◆ SET TASK ◆
Find all lines in the records that include the word "this", and copy them out.

--- start RECORDS TO PROCESS ---

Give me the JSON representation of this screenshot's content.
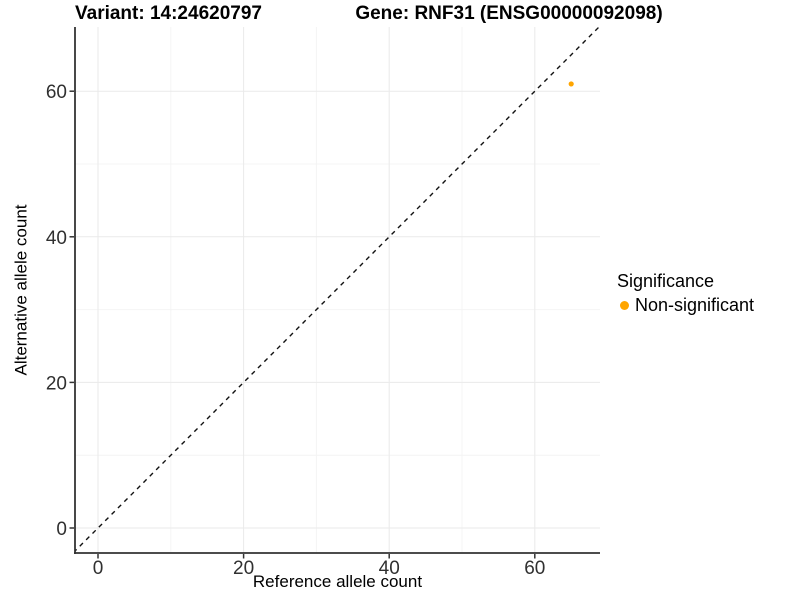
{
  "chart_data": {
    "type": "scatter",
    "title_left": "Variant: 14:24620797",
    "title_right": "Gene: RNF31 (ENSG00000092098)",
    "xlabel": "Reference allele count",
    "ylabel": "Alternative allele count",
    "xlim": [
      -3.2,
      69.0
    ],
    "ylim": [
      -3.4,
      68.8
    ],
    "x_ticks": [
      0,
      20,
      40,
      60
    ],
    "y_ticks": [
      0,
      20,
      40,
      60
    ],
    "x_minor_ticks": [
      10,
      30,
      50
    ],
    "y_minor_ticks": [
      10,
      30,
      50
    ],
    "grid": "on",
    "identity_line": {
      "slope": 1,
      "intercept": 0,
      "style": "dashed",
      "color": "#111111"
    },
    "series": [
      {
        "name": "Non-significant",
        "color": "#FFA500",
        "points": [
          {
            "x": 65,
            "y": 61
          }
        ]
      }
    ],
    "legend": {
      "title": "Significance",
      "position": "right",
      "entries": [
        {
          "label": "Non-significant",
          "color": "#FFA500"
        }
      ]
    }
  },
  "colors": {
    "point": "#FFA500",
    "grid_major": "#EAEAEA",
    "grid_minor": "#F4F4F4",
    "axis_line": "#333333",
    "tick_mark": "#333333",
    "tick_label": "#303030",
    "text": "#000000"
  }
}
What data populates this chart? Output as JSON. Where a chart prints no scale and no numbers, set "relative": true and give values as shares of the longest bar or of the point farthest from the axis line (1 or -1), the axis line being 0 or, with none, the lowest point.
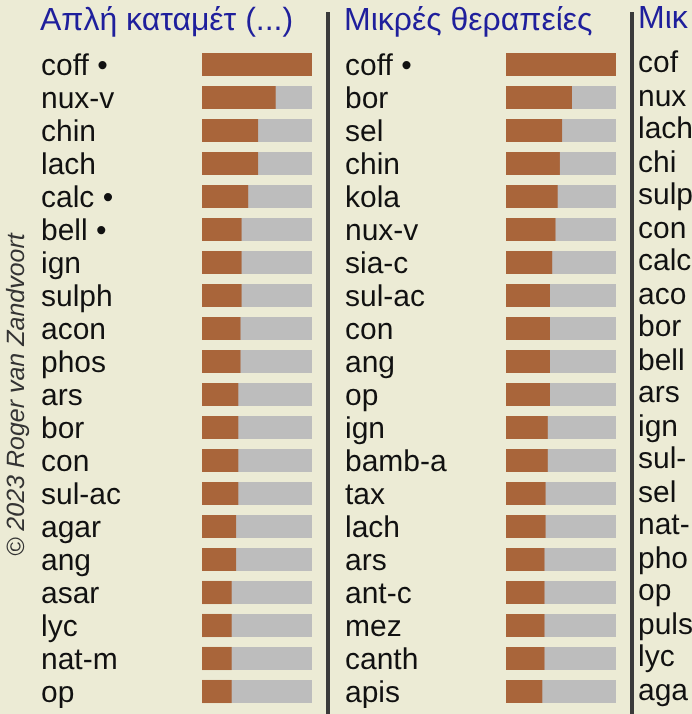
{
  "chart_data": [
    {
      "type": "bar",
      "orientation": "horizontal",
      "relative": true,
      "title": "Απλή καταμέτ (...)",
      "color": "#a9653a",
      "categories": [
        "coff •",
        "nux-v",
        "chin",
        "lach",
        "calc •",
        "bell •",
        "ign",
        "sulph",
        "acon",
        "phos",
        "ars",
        "bor",
        "con",
        "sul-ac",
        "agar",
        "ang",
        "asar",
        "lyc",
        "nat-m",
        "op"
      ],
      "values": [
        1,
        0.67,
        0.51,
        0.51,
        0.42,
        0.36,
        0.36,
        0.36,
        0.35,
        0.35,
        0.33,
        0.33,
        0.33,
        0.33,
        0.31,
        0.31,
        0.27,
        0.27,
        0.27,
        0.27
      ],
      "annotations": [
        "© 2023 Roger van Zandvoort"
      ]
    },
    {
      "type": "bar",
      "orientation": "horizontal",
      "relative": true,
      "title": "Μικρές θεραπείες",
      "color": "#a9653a",
      "categories": [
        "coff •",
        "bor",
        "sel",
        "chin",
        "kola",
        "nux-v",
        "sia-c",
        "sul-ac",
        "con",
        "ang",
        "op",
        "ign",
        "bamb-a",
        "tax",
        "lach",
        "ars",
        "ant-c",
        "mez",
        "canth",
        "apis"
      ],
      "values": [
        1,
        0.6,
        0.51,
        0.49,
        0.47,
        0.45,
        0.42,
        0.4,
        0.4,
        0.4,
        0.4,
        0.38,
        0.38,
        0.36,
        0.36,
        0.35,
        0.35,
        0.35,
        0.35,
        0.33
      ]
    },
    {
      "type": "other",
      "title": "Μικ",
      "categories": [
        "cof",
        "nux",
        "lach",
        "chi",
        "sulp",
        "con",
        "calc",
        "aco",
        "bor",
        "bell",
        "ars",
        "ign",
        "sul-",
        "sel",
        "nat-",
        "pho",
        "op",
        "puls",
        "lyc",
        "aga"
      ]
    }
  ]
}
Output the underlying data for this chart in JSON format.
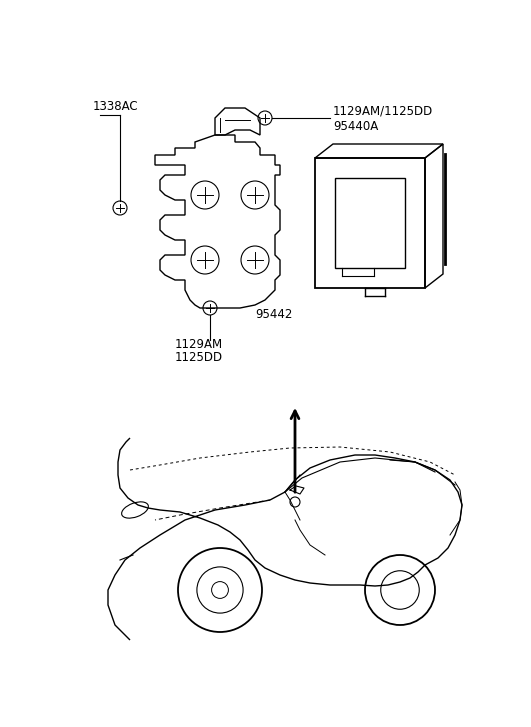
{
  "background_color": "#ffffff",
  "fig_width": 5.31,
  "fig_height": 7.27,
  "dpi": 100,
  "line_color": "#000000",
  "font_size": 8.5,
  "label_1338AC": "1338AC",
  "label_top_right_1": "1129AM/1125DD",
  "label_top_right_2": "95440A",
  "label_center": "95442",
  "label_bot_1": "1129AM",
  "label_bot_2": "1125DD"
}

--- end RECORDS TO PROCESS ---

◆ EXERCISE RESPONSE ◆
Give me the JSON representation of this screenshot's content.
What data populates this chart? Output as JSON. Where a chart prints no scale and no numbers, set "relative": true and give values as shares of the longest bar or of the point farthest from the axis line (1 or -1), the axis line being 0 or, with none, the lowest point.
Output the underlying data for this chart in JSON format.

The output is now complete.